__EXERCISE OBJECTIVE__.
Set down each line of the data below exactly as it stands, dropping the pictures.

__RECORDS FOR PROCESSING__.
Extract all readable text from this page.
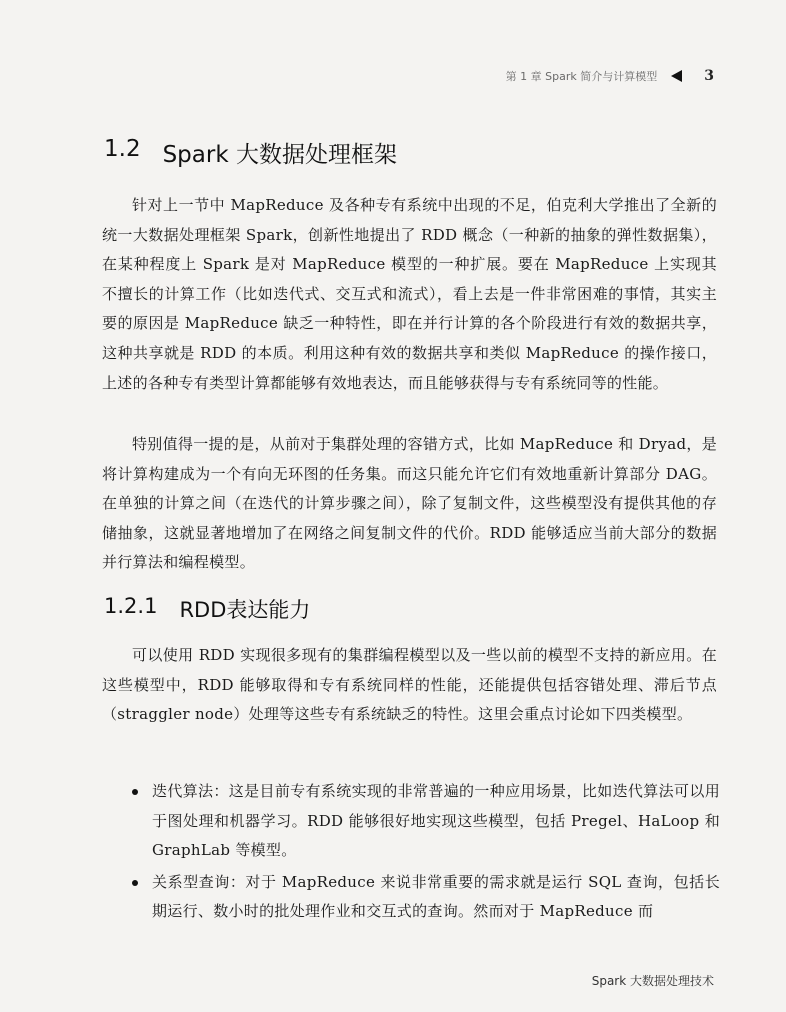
第 1 章 Spark 简介与计算模型	3
1.2 Spark 大数据处理框架

针对上一节中 MapReduce 及各种专有系统中出现的不足，伯克利大学推出了全新的统一大数据处理框架 Spark，创新性地提出了 RDD 概念（一种新的抽象的弹性数据集），在某种程度上 Spark 是对 MapReduce 模型的一种扩展。要在 MapReduce 上实现其不擅长的计算工作（比如迭代式、交互式和流式），看上去是一件非常困难的事情，其实主要的原因是 MapReduce 缺乏一种特性，即在并行计算的各个阶段进行有效的数据共享，这种共享就是 RDD 的本质。利用这种有效的数据共享和类似 MapReduce 的操作接口，上述的各种专有类型计算都能够有效地表达，而且能够获得与专有系统同等的性能。

特别值得一提的是，从前对于集群处理的容错方式，比如 MapReduce 和 Dryad，是将计算构建成为一个有向无环图的任务集。而这只能允许它们有效地重新计算部分 DAG。在单独的计算之间（在迭代的计算步骤之间），除了复制文件，这些模型没有提供其他的存储抽象，这就显著地增加了在网络之间复制文件的代价。RDD 能够适应当前大部分的数据并行算法和编程模型。

1.2.1 RDD表达能力

可以使用 RDD 实现很多现有的集群编程模型以及一些以前的模型不支持的新应用。在这些模型中，RDD 能够取得和专有系统同样的性能，还能提供包括容错处理、滞后节点（straggler node）处理等这些专有系统缺乏的特性。这里会重点讨论如下四类模型。

迭代算法：这是目前专有系统实现的非常普遍的一种应用场景，比如迭代算法可以用于图处理和机器学习。RDD 能够很好地实现这些模型，包括 Pregel、HaLoop 和 GraphLab 等模型。
关系型查询：对于 MapReduce 来说非常重要的需求就是运行 SQL 查询，包括长期运行、数小时的批处理作业和交互式的查询。然而对于 MapReduce 而
Spark 大数据处理技术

__SOLUTION TO THIS TASK__.
Extract all readable text from this page.
第 1 章 Spark 简介与计算模型	3
1.2 Spark 大数据处理框架

针对上一节中 MapReduce 及各种专有系统中出现的不足，伯克利大学推出了全新的统一大数据处理框架 Spark，创新性地提出了 RDD 概念（一种新的抽象的弹性数据集），在某种程度上 Spark 是对 MapReduce 模型的一种扩展。要在 MapReduce 上实现其不擅长的计算工作（比如迭代式、交互式和流式），看上去是一件非常困难的事情，其实主要的原因是 MapReduce 缺乏一种特性，即在并行计算的各个阶段进行有效的数据共享，这种共享就是 RDD 的本质。利用这种有效的数据共享和类似 MapReduce 的操作接口，上述的各种专有类型计算都能够有效地表达，而且能够获得与专有系统同等的性能。

特别值得一提的是，从前对于集群处理的容错方式，比如 MapReduce 和 Dryad，是将计算构建成为一个有向无环图的任务集。而这只能允许它们有效地重新计算部分 DAG。在单独的计算之间（在迭代的计算步骤之间），除了复制文件，这些模型没有提供其他的存储抽象，这就显著地增加了在网络之间复制文件的代价。RDD 能够适应当前大部分的数据并行算法和编程模型。

1.2.1 RDD表达能力

可以使用 RDD 实现很多现有的集群编程模型以及一些以前的模型不支持的新应用。在这些模型中，RDD 能够取得和专有系统同样的性能，还能提供包括容错处理、滞后节点（straggler node）处理等这些专有系统缺乏的特性。这里会重点讨论如下四类模型。

迭代算法：这是目前专有系统实现的非常普遍的一种应用场景，比如迭代算法可以用于图处理和机器学习。RDD 能够很好地实现这些模型，包括 Pregel、HaLoop 和 GraphLab 等模型。
关系型查询：对于 MapReduce 来说非常重要的需求就是运行 SQL 查询，包括长期运行、数小时的批处理作业和交互式的查询。然而对于 MapReduce 而
Spark 大数据处理技术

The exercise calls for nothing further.